==== TASK INPUT ====

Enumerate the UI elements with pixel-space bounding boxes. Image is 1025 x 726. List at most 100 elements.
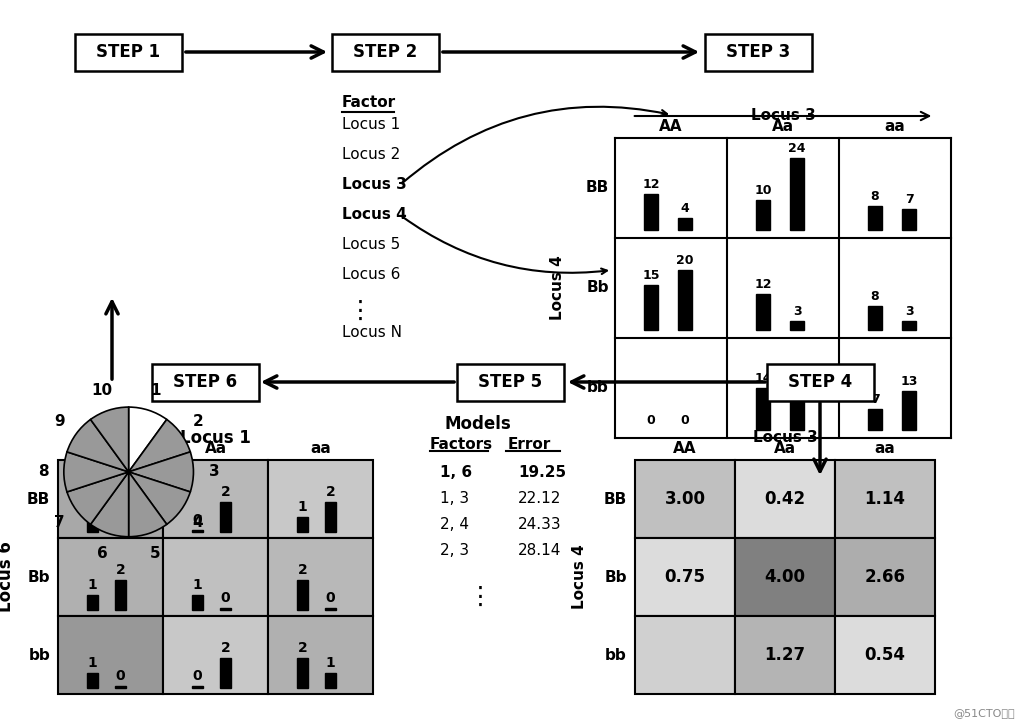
Text: 15: 15	[643, 269, 660, 282]
Text: 12: 12	[754, 278, 772, 291]
Bar	[790, 321, 804, 330]
Bar	[192, 595, 203, 610]
Text: Locus 1: Locus 1	[342, 117, 400, 132]
Bar	[735, 538, 835, 616]
Text: STEP 5: STEP 5	[478, 373, 542, 391]
Text: 3.00: 3.00	[664, 490, 705, 508]
Text: 9: 9	[54, 414, 65, 429]
Bar	[192, 530, 203, 532]
Bar	[756, 388, 770, 430]
Text: 1.14: 1.14	[864, 490, 905, 508]
Bar	[58, 616, 163, 694]
Text: 1: 1	[150, 383, 160, 398]
Text: 1: 1	[326, 656, 335, 670]
Text: BB: BB	[604, 492, 627, 507]
Bar	[835, 460, 935, 538]
Bar	[87, 673, 98, 688]
Bar	[835, 616, 935, 694]
Bar	[268, 538, 373, 616]
Text: Locus 3: Locus 3	[752, 431, 817, 446]
Text: Locus 6: Locus 6	[342, 267, 401, 282]
Bar	[220, 502, 231, 532]
Text: 10: 10	[754, 184, 772, 197]
Bar	[735, 616, 835, 694]
Text: Bb: Bb	[605, 569, 627, 584]
Text: 28.14: 28.14	[518, 543, 562, 558]
Bar	[868, 206, 882, 230]
Text: 3: 3	[209, 465, 219, 479]
Text: aa: aa	[311, 441, 331, 456]
Text: Aa: Aa	[774, 441, 796, 456]
Text: 3: 3	[905, 305, 913, 318]
Text: ⋮: ⋮	[467, 585, 492, 609]
FancyBboxPatch shape	[767, 364, 873, 401]
Text: 0: 0	[220, 591, 231, 605]
Text: bb: bb	[587, 380, 609, 396]
Text: 13: 13	[900, 375, 917, 388]
Text: BB: BB	[27, 492, 50, 507]
Bar	[868, 409, 882, 430]
Text: Locus 2: Locus 2	[342, 147, 400, 162]
Bar	[902, 321, 916, 330]
Bar	[115, 686, 126, 688]
FancyBboxPatch shape	[152, 364, 258, 401]
Bar	[163, 460, 268, 538]
Text: 0: 0	[193, 513, 202, 527]
Text: 8: 8	[870, 190, 879, 203]
Text: 11: 11	[788, 381, 806, 394]
Text: 7: 7	[870, 393, 879, 406]
Text: Bb: Bb	[28, 569, 50, 584]
Wedge shape	[67, 472, 129, 524]
Wedge shape	[128, 407, 167, 472]
Bar	[756, 294, 770, 330]
Text: Locus 5: Locus 5	[342, 237, 400, 252]
Text: Locus 4: Locus 4	[573, 544, 587, 609]
Text: 0: 0	[647, 414, 655, 427]
Text: Bb: Bb	[586, 280, 609, 295]
Text: STEP 6: STEP 6	[173, 373, 237, 391]
Text: 1: 1	[193, 578, 202, 592]
Bar	[644, 194, 658, 230]
FancyBboxPatch shape	[331, 33, 439, 70]
Bar	[297, 580, 308, 610]
Text: 5: 5	[150, 546, 160, 560]
Text: 24: 24	[788, 142, 806, 155]
Bar	[192, 686, 203, 688]
Bar	[58, 460, 163, 538]
Wedge shape	[67, 420, 129, 472]
Text: 1, 6: 1, 6	[440, 465, 473, 480]
Text: 2: 2	[297, 641, 308, 656]
Bar	[220, 608, 231, 610]
Text: STEP 2: STEP 2	[353, 43, 417, 61]
Text: 10: 10	[91, 383, 113, 398]
Text: 1: 1	[87, 656, 97, 670]
Text: STEP 4: STEP 4	[788, 373, 852, 391]
Text: Aa: Aa	[772, 119, 794, 134]
Text: 2.66: 2.66	[864, 568, 905, 586]
Bar	[636, 616, 735, 694]
Text: 19.25: 19.25	[518, 465, 566, 480]
Text: Locus 3: Locus 3	[342, 177, 407, 192]
Text: 24.33: 24.33	[518, 517, 562, 532]
Text: 12: 12	[643, 178, 660, 191]
Text: Error: Error	[508, 437, 551, 452]
Text: aa: aa	[885, 119, 905, 134]
Text: 7: 7	[905, 193, 913, 206]
Text: Factors: Factors	[430, 437, 493, 452]
Text: STEP 3: STEP 3	[726, 43, 790, 61]
Text: 3: 3	[792, 305, 802, 318]
Bar	[220, 658, 231, 688]
Bar	[835, 538, 935, 616]
Bar	[115, 580, 126, 610]
Text: ⋮: ⋮	[347, 299, 372, 323]
Text: bb: bb	[605, 648, 627, 663]
Text: 2: 2	[326, 486, 335, 499]
Bar	[636, 460, 735, 538]
Text: 6: 6	[96, 546, 108, 560]
Text: Aa: Aa	[204, 441, 227, 456]
Text: 0.42: 0.42	[765, 490, 806, 508]
Text: 2: 2	[116, 563, 125, 577]
Bar	[325, 673, 336, 688]
Text: 1: 1	[297, 500, 308, 514]
Bar	[268, 616, 373, 694]
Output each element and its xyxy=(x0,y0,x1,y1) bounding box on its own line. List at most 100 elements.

====

▸ TASK TO COMPLETE:
Lay out every line of the material above as a Markdown table with the columns Row and Line. Number the rows, skip blank lines, and leave the pictures out.

▸ THE ANSWER:
| Row | Line |
|---|---|
| 1 | Enumerate the UI elements with pixel-space bounding boxes. Image is 1025 x 726. List at most 100 elements. |
| 2 | Text: 15: 15	[643, 269, 660, 282] |
| 3 | Text: 12: 12	[754, 278, 772, 291] |
| 4 | Bar	[790, 321, 804, 330] |
| 5 | Bar	[192, 595, 203, 610] |
| 6 | Text: Locus 1: Locus 1	[342, 117, 400, 132] |
| 7 | Bar	[735, 538, 835, 616] |
| 8 | Text: STEP 5: STEP 5	[478, 373, 542, 391] |
| 9 | Text: 3.00: 3.00	[664, 490, 705, 508] |
| 10 | Text: 9: 9	[54, 414, 65, 429] |
| 11 | Bar	[192, 530, 203, 532] |
| 12 | Bar	[756, 388, 770, 430] |
| 13 | Text: 1.14: 1.14	[864, 490, 905, 508] |
| 14 | Bar	[58, 616, 163, 694] |
| 15 | Text: 1: 1	[150, 383, 160, 398] |
| 16 | Text: 1: 1	[326, 656, 335, 670] |
| 17 | Text: BB: BB	[604, 492, 627, 507] |
| 18 | Bar	[835, 460, 935, 538] |
| 19 | Bar	[87, 673, 98, 688] |
| 20 | Bar	[835, 616, 935, 694] |
| 21 | Bar	[268, 538, 373, 616] |
| 22 | Text: Locus 3: Locus 3	[752, 431, 817, 446] |
| 23 | Text: Locus 6: Locus 6	[342, 267, 401, 282] |
| 24 | Bar	[220, 502, 231, 532] |
| 25 | Text: 10: 10	[754, 184, 772, 197] |
| 26 | Bar	[735, 616, 835, 694] |
| 27 | Text: Bb: Bb	[605, 569, 627, 584] |
| 28 | Text: 28.14: 28.14	[518, 543, 562, 558] |
| 29 | Bar	[868, 206, 882, 230] |
| 30 | Text: 3: 3	[209, 465, 219, 479] |
| 31 | Text: aa: aa	[311, 441, 331, 456] |
| 32 | Text: Aa: Aa	[774, 441, 796, 456] |
| 33 | Text: 3: 3	[905, 305, 913, 318] |
| 34 | Text: ⋮: ⋮	[467, 585, 492, 609] |
| 35 | FancyBboxPatch shape	[767, 364, 873, 401] |
| 36 | Text: 0: 0	[220, 591, 231, 605] |
| 37 | Text: bb: bb	[587, 380, 609, 396] |
| 38 | Text: 13: 13	[900, 375, 917, 388] |
| 39 | Text: BB: BB	[27, 492, 50, 507] |
| 40 | Bar	[868, 409, 882, 430] |
| 41 | Text: Locus 2: Locus 2	[342, 147, 400, 162] |
| 42 | Bar	[902, 321, 916, 330] |
| 43 | Bar	[115, 686, 126, 688] |
| 44 | FancyBboxPatch shape	[152, 364, 258, 401] |
| 45 | Bar	[163, 460, 268, 538] |
| 46 | Text: 0: 0	[193, 513, 202, 527] |
| 47 | Text: 8: 8	[870, 190, 879, 203] |
| 48 | Text: 11: 11	[788, 381, 806, 394] |
| 49 | Text: 7: 7	[870, 393, 879, 406] |
| 50 | Text: Bb: Bb	[28, 569, 50, 584] |
| 51 | Wedge shape	[67, 472, 129, 524] |
| 52 | Wedge shape	[128, 407, 167, 472] |
| 53 | Bar	[756, 294, 770, 330] |
| 54 | Text: Locus 5: Locus 5	[342, 237, 400, 252] |
| 55 | Text: Locus 4: Locus 4	[573, 544, 587, 609] |
| 56 | Text: 0: 0	[647, 414, 655, 427] |
| 57 | Text: Bb: Bb	[586, 280, 609, 295] |
| 58 | Text: STEP 6: STEP 6	[173, 373, 237, 391] |
| 59 | Text: 1: 1	[193, 578, 202, 592] |
| 60 | Bar	[644, 194, 658, 230] |
| 61 | FancyBboxPatch shape	[331, 33, 439, 70] |
| 62 | Bar	[297, 580, 308, 610] |
| 63 | Text: 5: 5	[150, 546, 160, 560] |
| 64 | Text: 24: 24	[788, 142, 806, 155] |
| 65 | Bar	[192, 686, 203, 688] |
| 66 | Bar	[58, 460, 163, 538] |
| 67 | Wedge shape	[67, 420, 129, 472] |
| 68 | Text: 1, 6: 1, 6	[440, 465, 473, 480] |
| 69 | Text: 2: 2	[297, 641, 308, 656] |
| 70 | Bar	[220, 608, 231, 610] |
| 71 | Text: STEP 2: STEP 2	[353, 43, 417, 61] |
| 72 | Text: 10: 10	[91, 383, 113, 398] |
| 73 | Text: 1: 1	[87, 656, 97, 670] |
| 74 | Text: STEP 4: STEP 4	[788, 373, 852, 391] |
| 75 | Text: Aa: Aa	[772, 119, 794, 134] |
| 76 | Text: 2.66: 2.66	[864, 568, 905, 586] |
| 77 | Bar	[636, 616, 735, 694] |
| 78 | Text: 19.25: 19.25	[518, 465, 566, 480] |
| 79 | Text: Locus 3: Locus 3	[342, 177, 407, 192] |
| 80 | Text: 24.33: 24.33	[518, 517, 562, 532] |
| 81 | Text: 12: 12	[643, 178, 660, 191] |
| 82 | Text: Error: Error	[508, 437, 551, 452] |
| 83 | Text: aa: aa	[885, 119, 905, 134] |
| 84 | Text: 7: 7	[905, 193, 913, 206] |
| 85 | Text: Factors: Factors	[430, 437, 493, 452] |
| 86 | Text: STEP 3: STEP 3	[726, 43, 790, 61] |
| 87 | Text: 3: 3	[792, 305, 802, 318] |
| 88 | Bar	[220, 658, 231, 688] |
| 89 | Bar	[835, 538, 935, 616] |
| 90 | Bar	[115, 580, 126, 610] |
| 91 | Text: ⋮: ⋮	[347, 299, 372, 323] |
| 92 | Text: bb: bb	[605, 648, 627, 663] |
| 93 | Text: 2: 2	[326, 486, 335, 499] |
| 94 | Bar	[636, 460, 735, 538] |
| 95 | Text: 6: 6	[96, 546, 108, 560] |
| 96 | Text: Aa: Aa	[204, 441, 227, 456] |
| 97 | Text: 0.42: 0.42	[765, 490, 806, 508] |
| 98 | Text: 2: 2	[116, 563, 125, 577] |
| 99 | Bar	[325, 673, 336, 688] |
| 100 | Text: 1: 1	[297, 500, 308, 514] |
| 101 | Bar	[268, 616, 373, 694] |
| 102 | Output each element and its xyxy=(x0,y0,x1,y1) bounding box on its own line. List at most 100 elements. |